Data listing

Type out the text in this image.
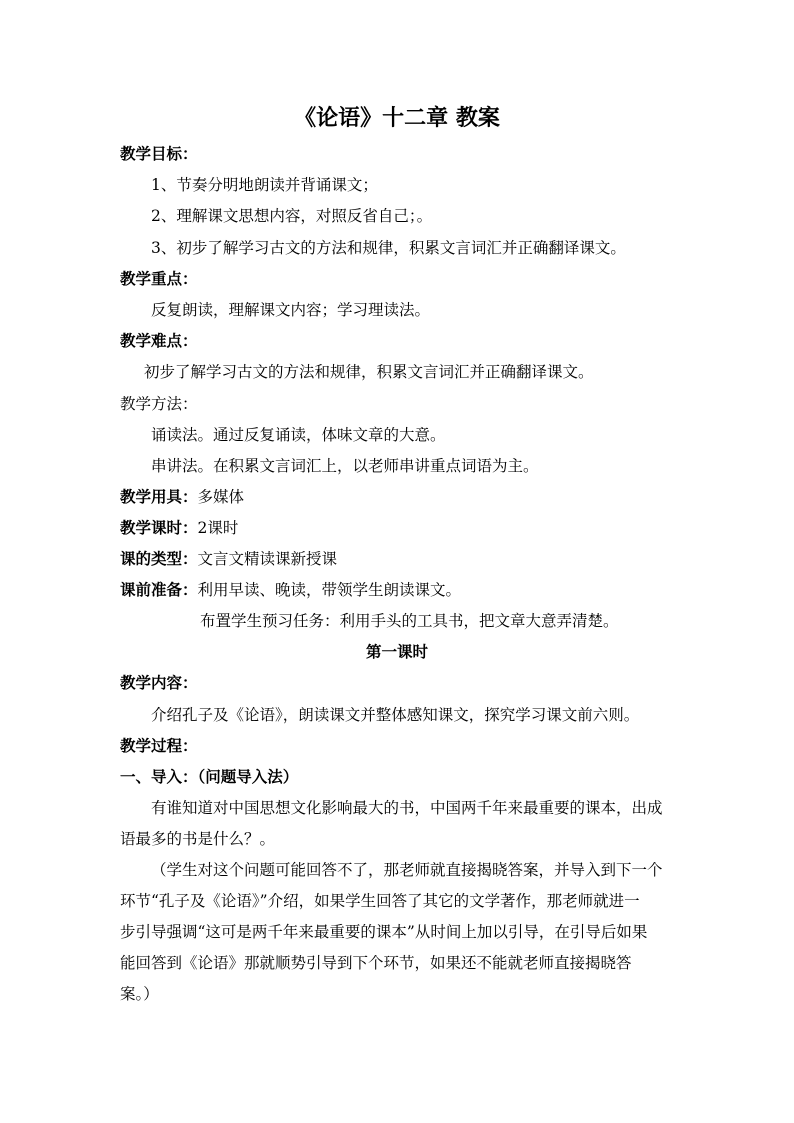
《论语》十二章 教案
教学目标：
1、节奏分明地朗读并背诵课文；
2、理解课文思想内容，对照反省自己；。
3、初步了解学习古文的方法和规律，积累文言词汇并正确翻译课文。
教学重点：
反复朗读，理解课文内容；学习理读法。
教学难点：
初步了解学习古文的方法和规律，积累文言词汇并正确翻译课文。
教学方法：
诵读法。通过反复诵读，体味文章的大意。
串讲法。在积累文言词汇上，以老师串讲重点词语为主。
教学用具：多媒体
教学课时：2课时
课的类型：文言文精读课新授课
课前准备：利用早读、晚读，带领学生朗读课文。
布置学生预习任务：利用手头的工具书，把文章大意弄清楚。
第一课时
教学内容：
介绍孔子及《论语》，朗读课文并整体感知课文，探究学习课文前六则。
教学过程：
一、导入：（问题导入法）
有谁知道对中国思想文化影响最大的书，中国两千年来最重要的课本，出成
语最多的书是什么？。
（学生对这个问题可能回答不了，那老师就直接揭晓答案，并导入到下一个
环节“孔子及《论语》”介绍，如果学生回答了其它的文学著作，那老师就进一
步引导强调“这可是两千年来最重要的课本”从时间上加以引导，在引导后如果
能回答到《论语》那就顺势引导到下个环节，如果还不能就老师直接揭晓答
案。）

● WHAT THE EXERCISE ASKS
Copy the data exactly. Any picture it contains is to be omitted.

● RESPONSE TO THE TASK
Type out the text in this image.
《论语》十二章 教案
教学目标：
1、节奏分明地朗读并背诵课文；
2、理解课文思想内容，对照反省自己；。
3、初步了解学习古文的方法和规律，积累文言词汇并正确翻译课文。
教学重点：
反复朗读，理解课文内容；学习理读法。
教学难点：
初步了解学习古文的方法和规律，积累文言词汇并正确翻译课文。
教学方法：
诵读法。通过反复诵读，体味文章的大意。
串讲法。在积累文言词汇上，以老师串讲重点词语为主。
教学用具：多媒体
教学课时：2课时
课的类型：文言文精读课新授课
课前准备：利用早读、晚读，带领学生朗读课文。
布置学生预习任务：利用手头的工具书，把文章大意弄清楚。
第一课时
教学内容：
介绍孔子及《论语》，朗读课文并整体感知课文，探究学习课文前六则。
教学过程：
一、导入：（问题导入法）
有谁知道对中国思想文化影响最大的书，中国两千年来最重要的课本，出成
语最多的书是什么？。
（学生对这个问题可能回答不了，那老师就直接揭晓答案，并导入到下一个
环节“孔子及《论语》”介绍，如果学生回答了其它的文学著作，那老师就进一
步引导强调“这可是两千年来最重要的课本”从时间上加以引导，在引导后如果
能回答到《论语》那就顺势引导到下个环节，如果还不能就老师直接揭晓答
案。）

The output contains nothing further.